Material:
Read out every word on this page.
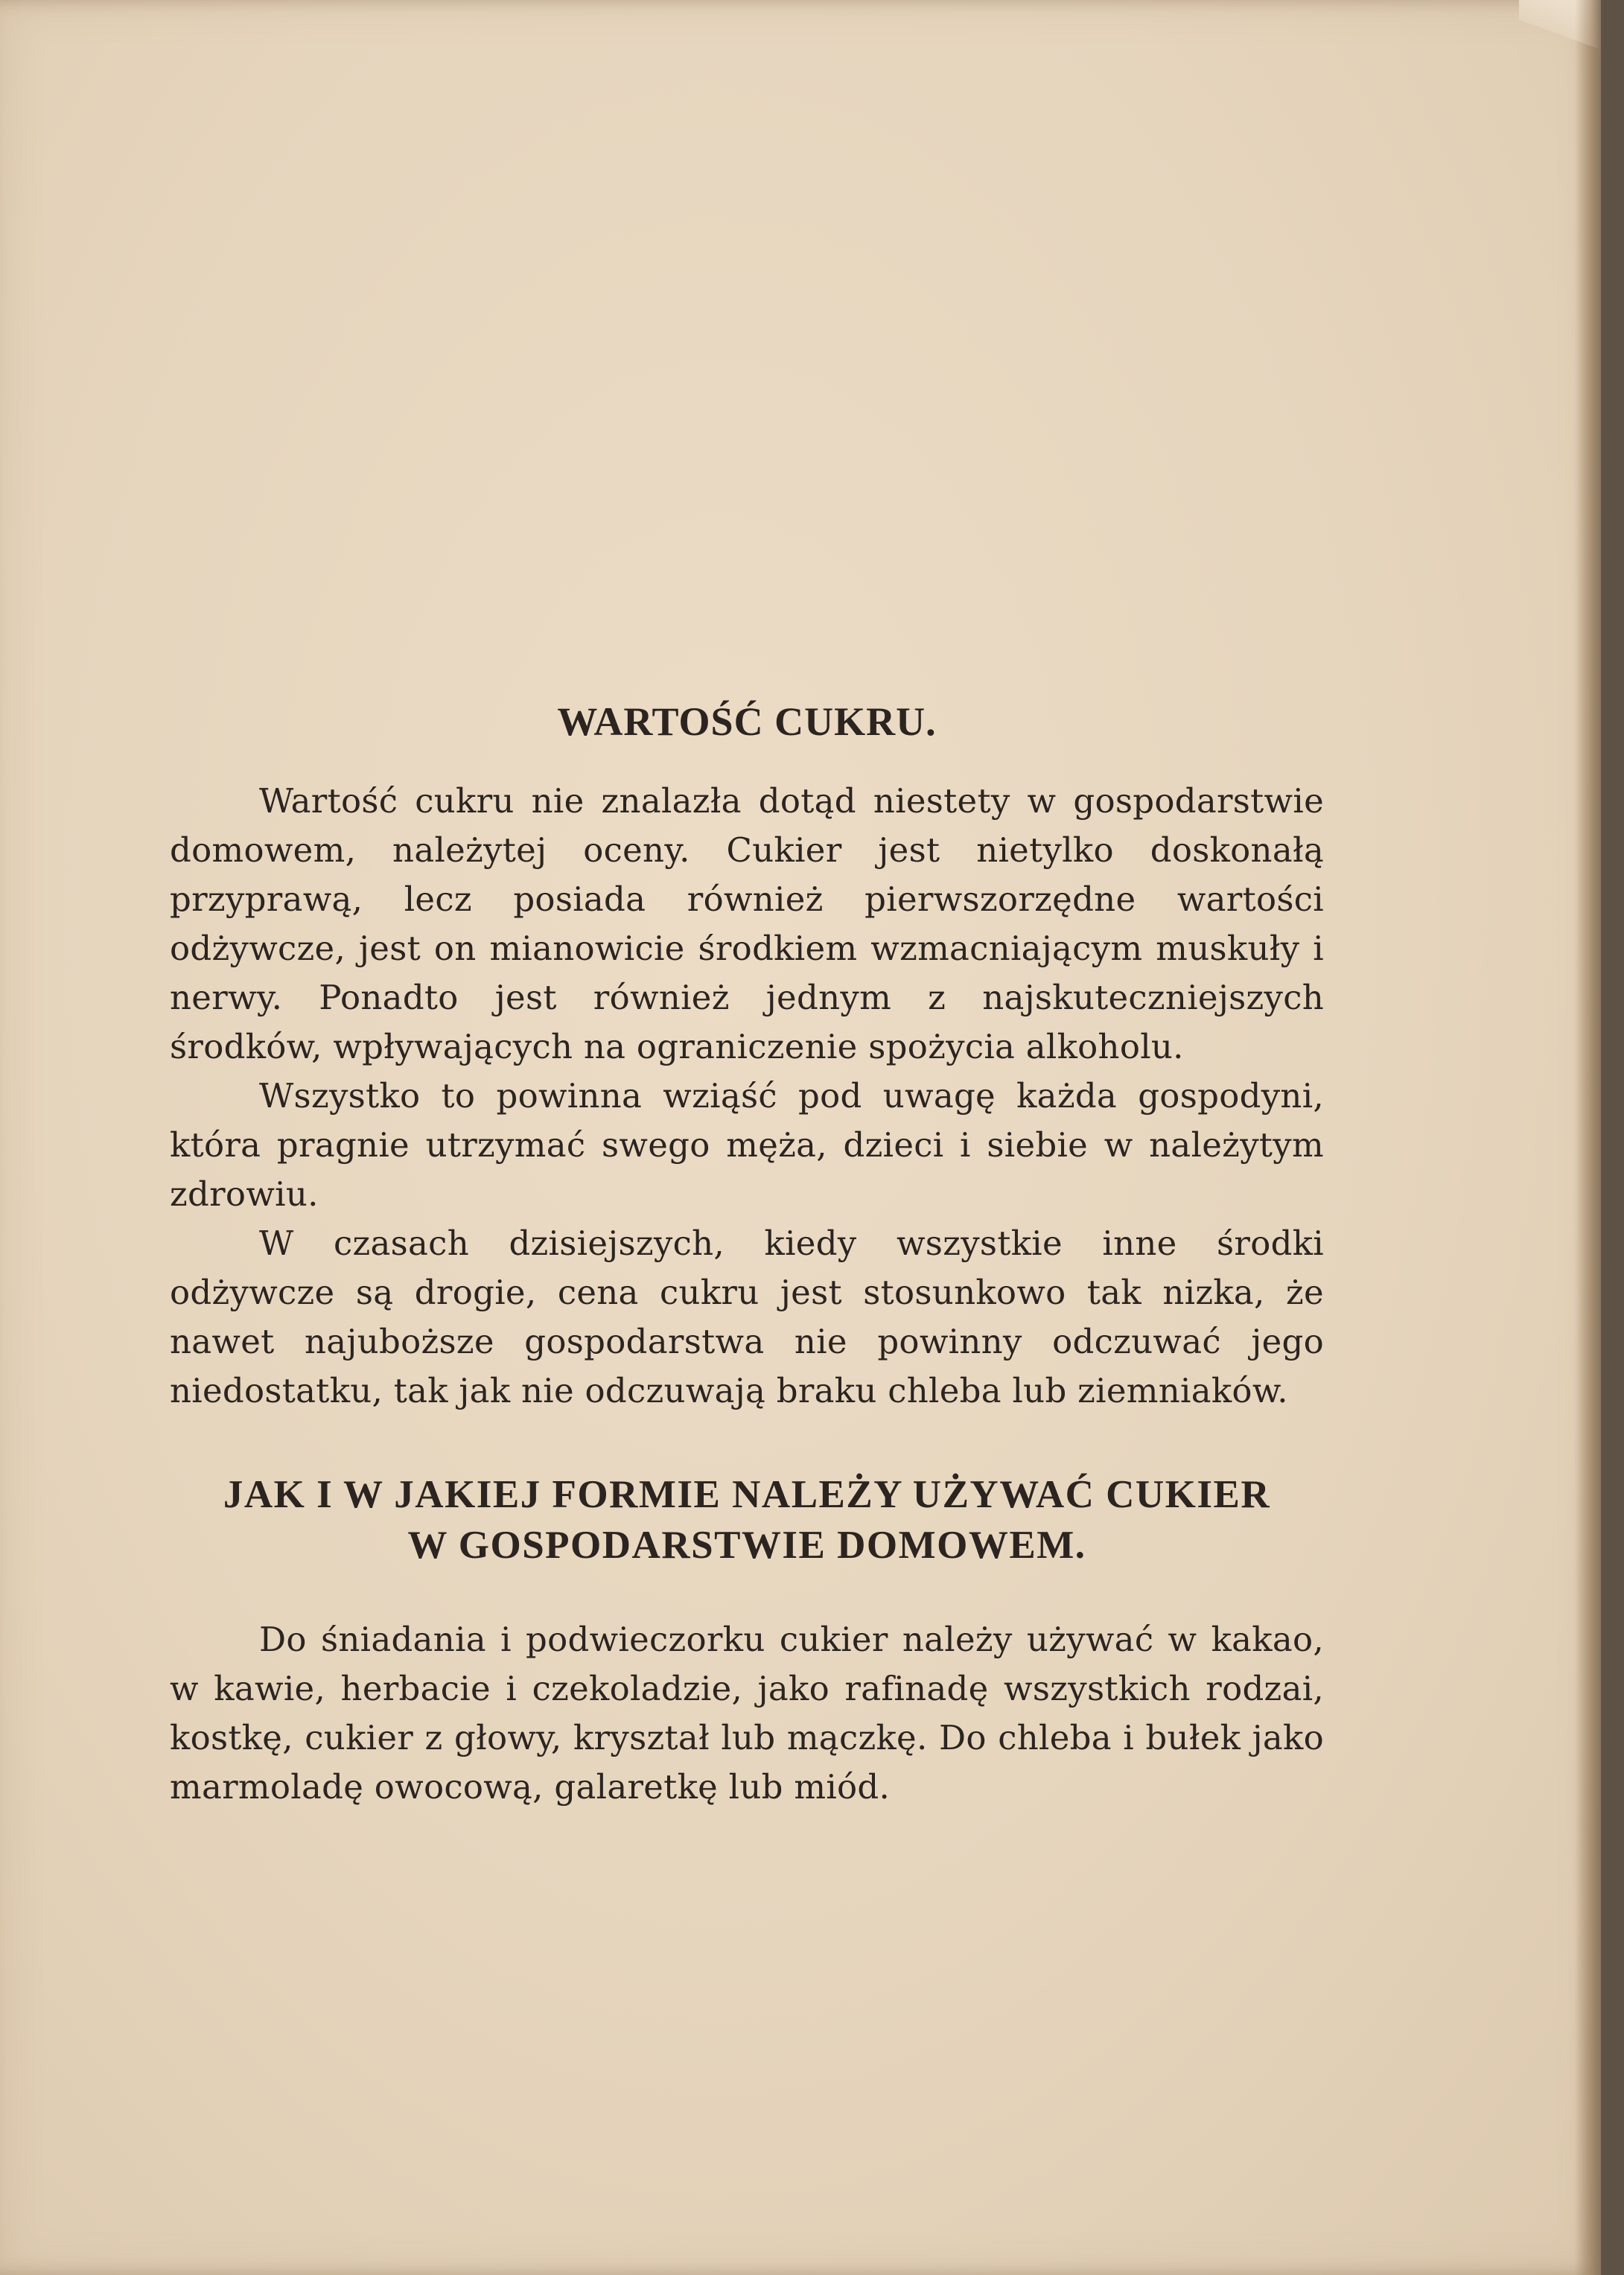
WARTOŚĆ CUKRU.

Wartość cukru nie znalazła dotąd niestety w gospodarstwie domowem, należytej oceny. Cukier jest nietylko doskonałą przyprawą, lecz posiada również pierwszorzędne wartości odżywcze, jest on mianowicie środkiem wzmacniającym muskuły i nerwy. Ponadto jest również jednym z najskuteczniejszych środków, wpływających na ograniczenie spożycia alkoholu.

Wszystko to powinna wziąść pod uwagę każda gospodyni, która pragnie utrzymać swego męża, dzieci i siebie w należytym zdrowiu.

W czasach dzisiejszych, kiedy wszystkie inne środki odżywcze są drogie, cena cukru jest stosunkowo tak nizka, że nawet najuboższe gospodarstwa nie powinny odczuwać jego niedostatku, tak jak nie odczuwają braku chleba lub ziemniaków.

JAK I W JAKIEJ FORMIE NALEŻY UŻYWAĆ CUKIER
W GOSPODARSTWIE DOMOWEM.

Do śniadania i podwieczorku cukier należy używać w kakao, w kawie, herbacie i czekoladzie, jako rafinadę wszystkich rodzai, kostkę, cukier z głowy, kryształ lub mączkę. Do chleba i bułek jako marmoladę owocową, galaretkę lub miód.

What this task involves:
Copy out all the data exactly; skip the pictures.

Result:
Read out every word on this page.
WARTOŚĆ CUKRU.

Wartość cukru nie znalazła dotąd niestety w gospodarstwie domowem, należytej oceny. Cukier jest nietylko doskonałą przyprawą, lecz posiada również pierwszorzędne wartości odżywcze, jest on mianowicie środkiem wzmacniającym muskuły i nerwy. Ponadto jest również jednym z najskuteczniejszych środków, wpływających na ograniczenie spożycia alkoholu.

Wszystko to powinna wziąść pod uwagę każda gospodyni, która pragnie utrzymać swego męża, dzieci i siebie w należytym zdrowiu.

W czasach dzisiejszych, kiedy wszystkie inne środki odżywcze są drogie, cena cukru jest stosunkowo tak nizka, że nawet najuboższe gospodarstwa nie powinny odczuwać jego niedostatku, tak jak nie odczuwają braku chleba lub ziemniaków.

JAK I W JAKIEJ FORMIE NALEŻY UŻYWAĆ CUKIER
W GOSPODARSTWIE DOMOWEM.

Do śniadania i podwieczorku cukier należy używać w kakao, w kawie, herbacie i czekoladzie, jako rafinadę wszystkich rodzai, kostkę, cukier z głowy, kryształ lub mączkę. Do chleba i bułek jako marmoladę owocową, galaretkę lub miód.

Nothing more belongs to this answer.